Written request:
Can you reproduce the data beneath, keeping every line exact?

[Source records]

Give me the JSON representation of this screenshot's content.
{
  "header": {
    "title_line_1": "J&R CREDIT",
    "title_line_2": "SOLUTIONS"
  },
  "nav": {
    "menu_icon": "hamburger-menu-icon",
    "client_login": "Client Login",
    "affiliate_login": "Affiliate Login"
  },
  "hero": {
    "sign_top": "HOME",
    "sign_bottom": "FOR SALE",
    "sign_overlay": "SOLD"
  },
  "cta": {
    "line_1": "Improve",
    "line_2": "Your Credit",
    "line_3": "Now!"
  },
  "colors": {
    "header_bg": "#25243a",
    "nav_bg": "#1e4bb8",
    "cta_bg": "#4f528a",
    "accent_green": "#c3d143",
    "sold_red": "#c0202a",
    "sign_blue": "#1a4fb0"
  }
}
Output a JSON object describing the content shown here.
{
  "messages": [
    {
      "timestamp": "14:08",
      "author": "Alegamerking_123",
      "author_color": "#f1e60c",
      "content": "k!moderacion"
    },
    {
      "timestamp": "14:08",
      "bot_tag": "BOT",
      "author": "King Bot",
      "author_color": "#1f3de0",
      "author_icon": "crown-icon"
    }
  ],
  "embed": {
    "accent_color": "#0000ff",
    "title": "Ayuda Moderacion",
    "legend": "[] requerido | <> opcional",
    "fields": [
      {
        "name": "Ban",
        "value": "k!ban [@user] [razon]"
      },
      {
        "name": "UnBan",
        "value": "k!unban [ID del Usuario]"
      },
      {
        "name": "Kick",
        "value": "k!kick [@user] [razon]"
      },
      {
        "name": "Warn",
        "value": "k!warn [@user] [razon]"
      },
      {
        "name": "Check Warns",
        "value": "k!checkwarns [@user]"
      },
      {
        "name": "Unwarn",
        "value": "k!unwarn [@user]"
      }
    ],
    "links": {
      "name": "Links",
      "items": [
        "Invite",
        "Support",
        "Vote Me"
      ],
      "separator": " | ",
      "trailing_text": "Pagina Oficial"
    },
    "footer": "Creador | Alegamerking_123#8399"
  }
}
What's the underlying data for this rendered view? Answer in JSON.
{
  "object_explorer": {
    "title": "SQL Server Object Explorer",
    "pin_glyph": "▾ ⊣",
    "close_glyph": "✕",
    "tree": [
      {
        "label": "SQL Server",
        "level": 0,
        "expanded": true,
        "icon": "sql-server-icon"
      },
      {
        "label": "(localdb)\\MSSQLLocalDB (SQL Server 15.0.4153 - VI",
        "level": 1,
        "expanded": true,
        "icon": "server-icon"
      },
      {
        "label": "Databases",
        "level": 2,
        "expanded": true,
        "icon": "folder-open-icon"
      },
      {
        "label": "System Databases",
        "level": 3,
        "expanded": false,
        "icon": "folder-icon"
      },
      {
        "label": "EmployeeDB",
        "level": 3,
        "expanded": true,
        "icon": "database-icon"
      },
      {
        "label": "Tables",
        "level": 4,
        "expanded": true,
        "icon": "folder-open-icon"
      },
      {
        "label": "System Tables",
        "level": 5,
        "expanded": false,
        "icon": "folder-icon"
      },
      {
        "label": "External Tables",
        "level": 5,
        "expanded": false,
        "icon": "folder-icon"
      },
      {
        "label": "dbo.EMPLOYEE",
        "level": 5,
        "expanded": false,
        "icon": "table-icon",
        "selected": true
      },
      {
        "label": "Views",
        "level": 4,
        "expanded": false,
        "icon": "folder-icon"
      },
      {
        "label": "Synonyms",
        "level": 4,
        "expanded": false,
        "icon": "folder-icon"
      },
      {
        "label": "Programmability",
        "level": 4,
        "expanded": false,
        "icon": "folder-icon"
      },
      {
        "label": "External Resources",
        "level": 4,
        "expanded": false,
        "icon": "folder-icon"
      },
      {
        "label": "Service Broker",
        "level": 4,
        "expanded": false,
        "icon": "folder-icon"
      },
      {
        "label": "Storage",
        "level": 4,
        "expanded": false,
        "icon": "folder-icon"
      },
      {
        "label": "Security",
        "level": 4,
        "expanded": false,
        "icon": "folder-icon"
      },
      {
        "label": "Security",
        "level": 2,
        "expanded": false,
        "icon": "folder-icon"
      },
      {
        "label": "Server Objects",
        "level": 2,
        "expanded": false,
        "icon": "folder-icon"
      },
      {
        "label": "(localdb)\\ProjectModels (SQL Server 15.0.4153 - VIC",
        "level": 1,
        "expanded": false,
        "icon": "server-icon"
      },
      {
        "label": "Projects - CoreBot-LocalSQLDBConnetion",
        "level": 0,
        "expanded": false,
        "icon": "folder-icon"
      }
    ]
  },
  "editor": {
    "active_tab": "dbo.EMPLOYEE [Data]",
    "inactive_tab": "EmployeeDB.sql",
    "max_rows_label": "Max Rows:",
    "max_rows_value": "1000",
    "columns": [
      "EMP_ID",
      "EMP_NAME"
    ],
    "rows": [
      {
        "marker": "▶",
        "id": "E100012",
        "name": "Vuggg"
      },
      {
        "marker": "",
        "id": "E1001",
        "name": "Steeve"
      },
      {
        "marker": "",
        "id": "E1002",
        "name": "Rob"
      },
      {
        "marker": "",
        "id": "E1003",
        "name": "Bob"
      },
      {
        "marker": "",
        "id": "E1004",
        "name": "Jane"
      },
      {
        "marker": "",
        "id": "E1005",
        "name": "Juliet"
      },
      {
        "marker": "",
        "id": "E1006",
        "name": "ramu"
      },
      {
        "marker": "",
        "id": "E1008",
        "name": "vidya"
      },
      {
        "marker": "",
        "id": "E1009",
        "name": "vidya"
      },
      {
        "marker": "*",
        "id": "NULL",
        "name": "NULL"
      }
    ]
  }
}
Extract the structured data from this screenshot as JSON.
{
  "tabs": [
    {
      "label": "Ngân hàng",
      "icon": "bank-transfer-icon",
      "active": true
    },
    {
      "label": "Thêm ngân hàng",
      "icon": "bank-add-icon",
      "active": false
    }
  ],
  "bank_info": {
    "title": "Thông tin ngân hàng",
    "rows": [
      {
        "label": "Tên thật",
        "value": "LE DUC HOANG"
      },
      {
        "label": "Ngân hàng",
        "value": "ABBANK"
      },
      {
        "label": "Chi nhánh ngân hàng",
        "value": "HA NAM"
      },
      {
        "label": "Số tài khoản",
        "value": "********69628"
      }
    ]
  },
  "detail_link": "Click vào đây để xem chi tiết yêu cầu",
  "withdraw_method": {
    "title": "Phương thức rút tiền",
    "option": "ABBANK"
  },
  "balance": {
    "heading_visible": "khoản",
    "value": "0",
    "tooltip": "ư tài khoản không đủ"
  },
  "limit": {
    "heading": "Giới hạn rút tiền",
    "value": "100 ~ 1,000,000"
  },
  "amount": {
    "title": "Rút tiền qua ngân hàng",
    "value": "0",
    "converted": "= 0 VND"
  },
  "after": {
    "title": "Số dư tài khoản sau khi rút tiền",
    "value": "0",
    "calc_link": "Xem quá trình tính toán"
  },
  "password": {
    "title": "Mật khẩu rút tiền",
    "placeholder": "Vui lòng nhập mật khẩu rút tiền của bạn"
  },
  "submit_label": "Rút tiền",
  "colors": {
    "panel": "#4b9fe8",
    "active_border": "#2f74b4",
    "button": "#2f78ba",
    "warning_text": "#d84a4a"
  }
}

Exercise answer:
Give me the JSON representation of this screenshot's content.
{
  "header": {
    "title_line_1": "J&R CREDIT",
    "title_line_2": "SOLUTIONS"
  },
  "nav": {
    "menu_icon": "hamburger-menu-icon",
    "client_login": "Client Login",
    "affiliate_login": "Affiliate Login"
  },
  "hero": {
    "sign_top": "HOME",
    "sign_bottom": "FOR SALE",
    "sign_overlay": "SOLD"
  },
  "cta": {
    "line_1": "Improve",
    "line_2": "Your Credit",
    "line_3": "Now!"
  },
  "colors": {
    "header_bg": "#25243a",
    "nav_bg": "#1e4bb8",
    "cta_bg": "#4f528a",
    "accent_green": "#c3d143",
    "sold_red": "#c0202a",
    "sign_blue": "#1a4fb0"
  }
}
Output a JSON object describing the content shown here.
{
  "messages": [
    {
      "timestamp": "14:08",
      "author": "Alegamerking_123",
      "author_color": "#f1e60c",
      "content": "k!moderacion"
    },
    {
      "timestamp": "14:08",
      "bot_tag": "BOT",
      "author": "King Bot",
      "author_color": "#1f3de0",
      "author_icon": "crown-icon"
    }
  ],
  "embed": {
    "accent_color": "#0000ff",
    "title": "Ayuda Moderacion",
    "legend": "[] requerido | <> opcional",
    "fields": [
      {
        "name": "Ban",
        "value": "k!ban [@user] [razon]"
      },
      {
        "name": "UnBan",
        "value": "k!unban [ID del Usuario]"
      },
      {
        "name": "Kick",
        "value": "k!kick [@user] [razon]"
      },
      {
        "name": "Warn",
        "value": "k!warn [@user] [razon]"
      },
      {
        "name": "Check Warns",
        "value": "k!checkwarns [@user]"
      },
      {
        "name": "Unwarn",
        "value": "k!unwarn [@user]"
      }
    ],
    "links": {
      "name": "Links",
      "items": [
        "Invite",
        "Support",
        "Vote Me"
      ],
      "separator": " | ",
      "trailing_text": "Pagina Oficial"
    },
    "footer": "Creador | Alegamerking_123#8399"
  }
}
What's the underlying data for this rendered view? Answer in JSON.
{
  "object_explorer": {
    "title": "SQL Server Object Explorer",
    "pin_glyph": "▾ ⊣",
    "close_glyph": "✕",
    "tree": [
      {
        "label": "SQL Server",
        "level": 0,
        "expanded": true,
        "icon": "sql-server-icon"
      },
      {
        "label": "(localdb)\\MSSQLLocalDB (SQL Server 15.0.4153 - VI",
        "level": 1,
        "expanded": true,
        "icon": "server-icon"
      },
      {
        "label": "Databases",
        "level": 2,
        "expanded": true,
        "icon": "folder-open-icon"
      },
      {
        "label": "System Databases",
        "level": 3,
        "expanded": false,
        "icon": "folder-icon"
      },
      {
        "label": "EmployeeDB",
        "level": 3,
        "expanded": true,
        "icon": "database-icon"
      },
      {
        "label": "Tables",
        "level": 4,
        "expanded": true,
        "icon": "folder-open-icon"
      },
      {
        "label": "System Tables",
        "level": 5,
        "expanded": false,
        "icon": "folder-icon"
      },
      {
        "label": "External Tables",
        "level": 5,
        "expanded": false,
        "icon": "folder-icon"
      },
      {
        "label": "dbo.EMPLOYEE",
        "level": 5,
        "expanded": false,
        "icon": "table-icon",
        "selected": true
      },
      {
        "label": "Views",
        "level": 4,
        "expanded": false,
        "icon": "folder-icon"
      },
      {
        "label": "Synonyms",
        "level": 4,
        "expanded": false,
        "icon": "folder-icon"
      },
      {
        "label": "Programmability",
        "level": 4,
        "expanded": false,
        "icon": "folder-icon"
      },
      {
        "label": "External Resources",
        "level": 4,
        "expanded": false,
        "icon": "folder-icon"
      },
      {
        "label": "Service Broker",
        "level": 4,
        "expanded": false,
        "icon": "folder-icon"
      },
      {
        "label": "Storage",
        "level": 4,
        "expanded": false,
        "icon": "folder-icon"
      },
      {
        "label": "Security",
        "level": 4,
        "expanded": false,
        "icon": "folder-icon"
      },
      {
        "label": "Security",
        "level": 2,
        "expanded": false,
        "icon": "folder-icon"
      },
      {
        "label": "Server Objects",
        "level": 2,
        "expanded": false,
        "icon": "folder-icon"
      },
      {
        "label": "(localdb)\\ProjectModels (SQL Server 15.0.4153 - VIC",
        "level": 1,
        "expanded": false,
        "icon": "server-icon"
      },
      {
        "label": "Projects - CoreBot-LocalSQLDBConnetion",
        "level": 0,
        "expanded": false,
        "icon": "folder-icon"
      }
    ]
  },
  "editor": {
    "active_tab": "dbo.EMPLOYEE [Data]",
    "inactive_tab": "EmployeeDB.sql",
    "max_rows_label": "Max Rows:",
    "max_rows_value": "1000",
    "columns": [
      "EMP_ID",
      "EMP_NAME"
    ],
    "rows": [
      {
        "marker": "▶",
        "id": "E100012",
        "name": "Vuggg"
      },
      {
        "marker": "",
        "id": "E1001",
        "name": "Steeve"
      },
      {
        "marker": "",
        "id": "E1002",
        "name": "Rob"
      },
      {
        "marker": "",
        "id": "E1003",
        "name": "Bob"
      },
      {
        "marker": "",
        "id": "E1004",
        "name": "Jane"
      },
      {
        "marker": "",
        "id": "E1005",
        "name": "Juliet"
      },
      {
        "marker": "",
        "id": "E1006",
        "name": "ramu"
      },
      {
        "marker": "",
        "id": "E1008",
        "name": "vidya"
      },
      {
        "marker": "",
        "id": "E1009",
        "name": "vidya"
      },
      {
        "marker": "*",
        "id": "NULL",
        "name": "NULL"
      }
    ]
  }
}
Extract the structured data from this screenshot as JSON.
{
  "tabs": [
    {
      "label": "Ngân hàng",
      "icon": "bank-transfer-icon",
      "active": true
    },
    {
      "label": "Thêm ngân hàng",
      "icon": "bank-add-icon",
      "active": false
    }
  ],
  "bank_info": {
    "title": "Thông tin ngân hàng",
    "rows": [
      {
        "label": "Tên thật",
        "value": "LE DUC HOANG"
      },
      {
        "label": "Ngân hàng",
        "value": "ABBANK"
      },
      {
        "label": "Chi nhánh ngân hàng",
        "value": "HA NAM"
      },
      {
        "label": "Số tài khoản",
        "value": "********69628"
      }
    ]
  },
  "detail_link": "Click vào đây để xem chi tiết yêu cầu",
  "withdraw_method": {
    "title": "Phương thức rút tiền",
    "option": "ABBANK"
  },
  "balance": {
    "heading_visible": "khoản",
    "value": "0",
    "tooltip": "ư tài khoản không đủ"
  },
  "limit": {
    "heading": "Giới hạn rút tiền",
    "value": "100 ~ 1,000,000"
  },
  "amount": {
    "title": "Rút tiền qua ngân hàng",
    "value": "0",
    "converted": "= 0 VND"
  },
  "after": {
    "title": "Số dư tài khoản sau khi rút tiền",
    "value": "0",
    "calc_link": "Xem quá trình tính toán"
  },
  "password": {
    "title": "Mật khẩu rút tiền",
    "placeholder": "Vui lòng nhập mật khẩu rút tiền của bạn"
  },
  "submit_label": "Rút tiền",
  "colors": {
    "panel": "#4b9fe8",
    "active_border": "#2f74b4",
    "button": "#2f78ba",
    "warning_text": "#d84a4a"
  }
}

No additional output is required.